## begin INPUT ROWS

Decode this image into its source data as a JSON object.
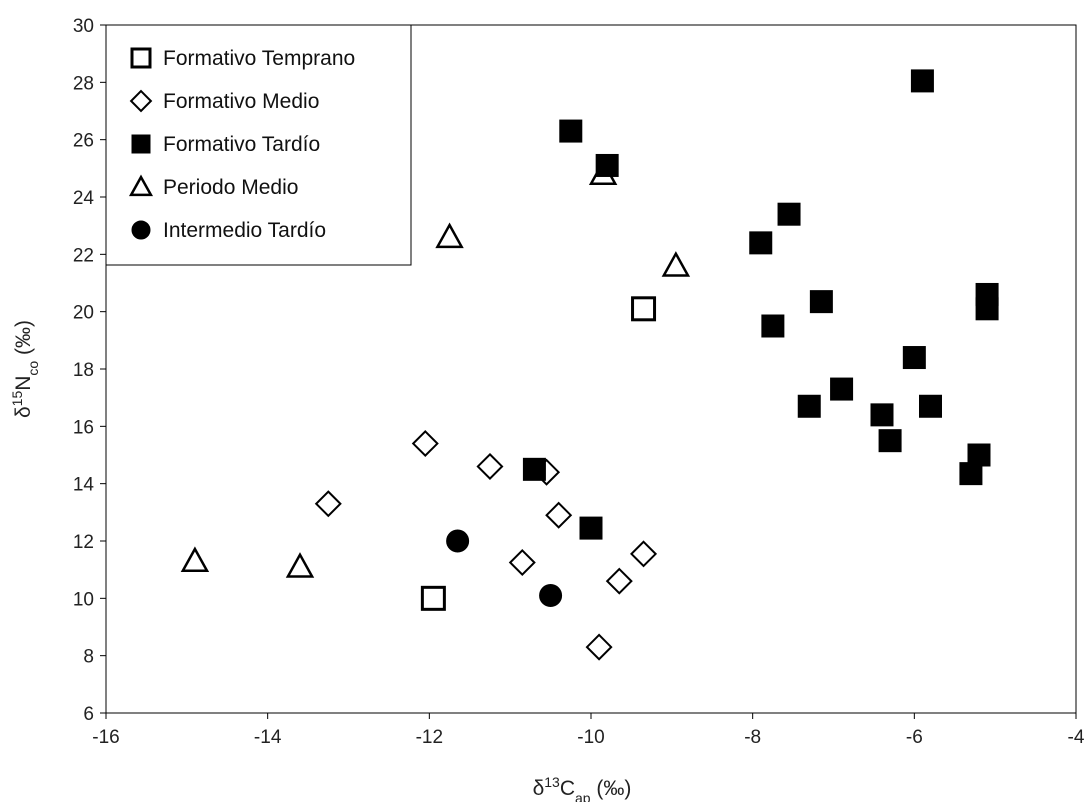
{
  "chart_data": {
    "type": "scatter",
    "xlabel": {
      "prefix": "δ",
      "sup": "13",
      "mid": "C",
      "sub": "ap",
      "suffix": " (‰)"
    },
    "ylabel": {
      "prefix": "δ",
      "sup": "15",
      "mid": "N",
      "sub": "co",
      "suffix": " (‰)"
    },
    "xlim": [
      -16,
      -4
    ],
    "ylim": [
      6,
      30
    ],
    "xticks": [
      -16,
      -14,
      -12,
      -10,
      -8,
      -6,
      -4
    ],
    "yticks": [
      6,
      8,
      10,
      12,
      14,
      16,
      18,
      20,
      22,
      24,
      26,
      28,
      30
    ],
    "grid": false,
    "legend_position": "top-left",
    "series": [
      {
        "name": "Formativo Temprano",
        "marker": "open-square",
        "points": [
          [
            -9.35,
            20.1
          ],
          [
            -11.95,
            10.0
          ]
        ]
      },
      {
        "name": "Formativo Medio",
        "marker": "open-diamond",
        "points": [
          [
            -13.25,
            13.3
          ],
          [
            -12.05,
            15.4
          ],
          [
            -11.25,
            14.6
          ],
          [
            -10.55,
            14.4
          ],
          [
            -10.4,
            12.9
          ],
          [
            -10.85,
            11.25
          ],
          [
            -9.65,
            10.6
          ],
          [
            -9.35,
            11.55
          ],
          [
            -9.9,
            8.3
          ]
        ]
      },
      {
        "name": "Formativo Tardío",
        "marker": "filled-square",
        "points": [
          [
            -10.25,
            26.3
          ],
          [
            -9.8,
            25.1
          ],
          [
            -7.55,
            23.4
          ],
          [
            -7.9,
            22.4
          ],
          [
            -7.15,
            20.35
          ],
          [
            -7.75,
            19.5
          ],
          [
            -5.9,
            28.05
          ],
          [
            -5.1,
            20.6
          ],
          [
            -5.1,
            20.1
          ],
          [
            -6.0,
            18.4
          ],
          [
            -6.9,
            17.3
          ],
          [
            -7.3,
            16.7
          ],
          [
            -6.4,
            16.4
          ],
          [
            -5.8,
            16.7
          ],
          [
            -6.3,
            15.5
          ],
          [
            -5.2,
            15.0
          ],
          [
            -5.3,
            14.35
          ],
          [
            -10.7,
            14.5
          ],
          [
            -10.0,
            12.45
          ]
        ]
      },
      {
        "name": "Periodo Medio",
        "marker": "open-triangle",
        "points": [
          [
            -9.85,
            24.8
          ],
          [
            -11.75,
            22.6
          ],
          [
            -8.95,
            21.6
          ],
          [
            -14.9,
            11.3
          ],
          [
            -13.6,
            11.1
          ]
        ]
      },
      {
        "name": "Intermedio Tardío",
        "marker": "filled-circle",
        "points": [
          [
            -11.65,
            12.0
          ],
          [
            -10.5,
            10.1
          ]
        ]
      }
    ]
  }
}
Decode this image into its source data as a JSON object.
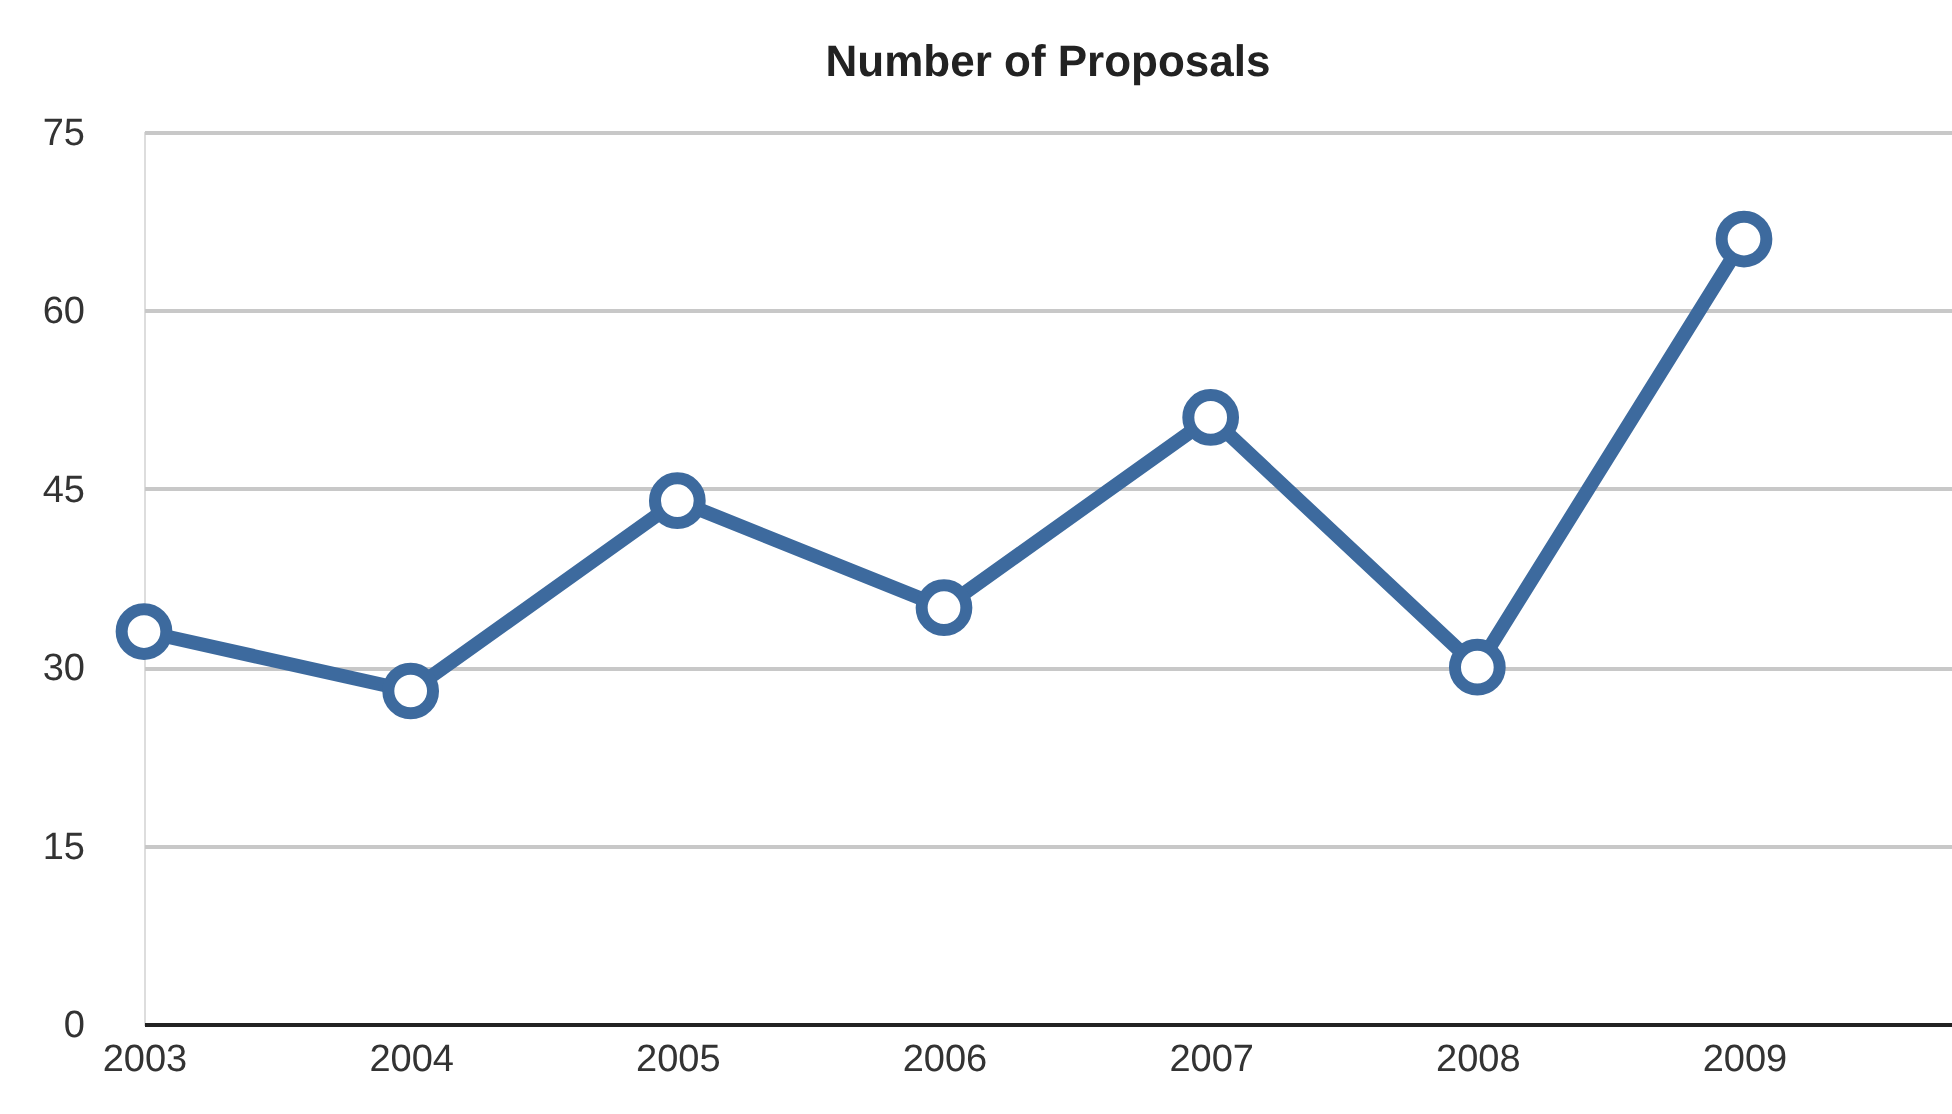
{
  "chart_data": {
    "type": "line",
    "title": "Number of Proposals",
    "x": [
      2003,
      2004,
      2005,
      2006,
      2007,
      2008,
      2009
    ],
    "series": [
      {
        "color": "#3d6a9e",
        "values": [
          33,
          28,
          44,
          35,
          51,
          30,
          66
        ]
      }
    ],
    "xlim": [
      2003,
      2009.78
    ],
    "xticks": [
      2003,
      2004,
      2005,
      2006,
      2007,
      2008,
      2009
    ],
    "ylim": [
      0,
      75
    ],
    "yticks": [
      0,
      15,
      30,
      45,
      60,
      75
    ],
    "grid": "y",
    "marker": "circle",
    "line_style": "solid",
    "legend": false
  }
}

## end INPUT ROWS

The records above are to be quoted exactly, with all pictures left out.

Decode this image into its source data as a JSON object.
{
  "chart_data": {
    "type": "scatter",
    "xlabel": {
      "prefix": "δ",
      "sup": "13",
      "mid": "C",
      "sub": "ap",
      "suffix": " (‰)"
    },
    "ylabel": {
      "prefix": "δ",
      "sup": "15",
      "mid": "N",
      "sub": "co",
      "suffix": " (‰)"
    },
    "xlim": [
      -16,
      -4
    ],
    "ylim": [
      6,
      30
    ],
    "xticks": [
      -16,
      -14,
      -12,
      -10,
      -8,
      -6,
      -4
    ],
    "yticks": [
      6,
      8,
      10,
      12,
      14,
      16,
      18,
      20,
      22,
      24,
      26,
      28,
      30
    ],
    "grid": false,
    "legend_position": "top-left",
    "series": [
      {
        "name": "Formativo Temprano",
        "marker": "open-square",
        "points": [
          [
            -9.35,
            20.1
          ],
          [
            -11.95,
            10.0
          ]
        ]
      },
      {
        "name": "Formativo Medio",
        "marker": "open-diamond",
        "points": [
          [
            -13.25,
            13.3
          ],
          [
            -12.05,
            15.4
          ],
          [
            -11.25,
            14.6
          ],
          [
            -10.55,
            14.4
          ],
          [
            -10.4,
            12.9
          ],
          [
            -10.85,
            11.25
          ],
          [
            -9.65,
            10.6
          ],
          [
            -9.35,
            11.55
          ],
          [
            -9.9,
            8.3
          ]
        ]
      },
      {
        "name": "Formativo Tardío",
        "marker": "filled-square",
        "points": [
          [
            -10.25,
            26.3
          ],
          [
            -9.8,
            25.1
          ],
          [
            -7.55,
            23.4
          ],
          [
            -7.9,
            22.4
          ],
          [
            -7.15,
            20.35
          ],
          [
            -7.75,
            19.5
          ],
          [
            -5.9,
            28.05
          ],
          [
            -5.1,
            20.6
          ],
          [
            -5.1,
            20.1
          ],
          [
            -6.0,
            18.4
          ],
          [
            -6.9,
            17.3
          ],
          [
            -7.3,
            16.7
          ],
          [
            -6.4,
            16.4
          ],
          [
            -5.8,
            16.7
          ],
          [
            -6.3,
            15.5
          ],
          [
            -5.2,
            15.0
          ],
          [
            -5.3,
            14.35
          ],
          [
            -10.7,
            14.5
          ],
          [
            -10.0,
            12.45
          ]
        ]
      },
      {
        "name": "Periodo Medio",
        "marker": "open-triangle",
        "points": [
          [
            -9.85,
            24.8
          ],
          [
            -11.75,
            22.6
          ],
          [
            -8.95,
            21.6
          ],
          [
            -14.9,
            11.3
          ],
          [
            -13.6,
            11.1
          ]
        ]
      },
      {
        "name": "Intermedio Tardío",
        "marker": "filled-circle",
        "points": [
          [
            -11.65,
            12.0
          ],
          [
            -10.5,
            10.1
          ]
        ]
      }
    ]
  }
}
Decode this image into its source data as a JSON object.
{
  "chart_data": {
    "type": "line",
    "title": "Number of Proposals",
    "x": [
      2003,
      2004,
      2005,
      2006,
      2007,
      2008,
      2009
    ],
    "series": [
      {
        "color": "#3d6a9e",
        "values": [
          33,
          28,
          44,
          35,
          51,
          30,
          66
        ]
      }
    ],
    "xlim": [
      2003,
      2009.78
    ],
    "xticks": [
      2003,
      2004,
      2005,
      2006,
      2007,
      2008,
      2009
    ],
    "ylim": [
      0,
      75
    ],
    "yticks": [
      0,
      15,
      30,
      45,
      60,
      75
    ],
    "grid": "y",
    "marker": "circle",
    "line_style": "solid",
    "legend": false
  }
}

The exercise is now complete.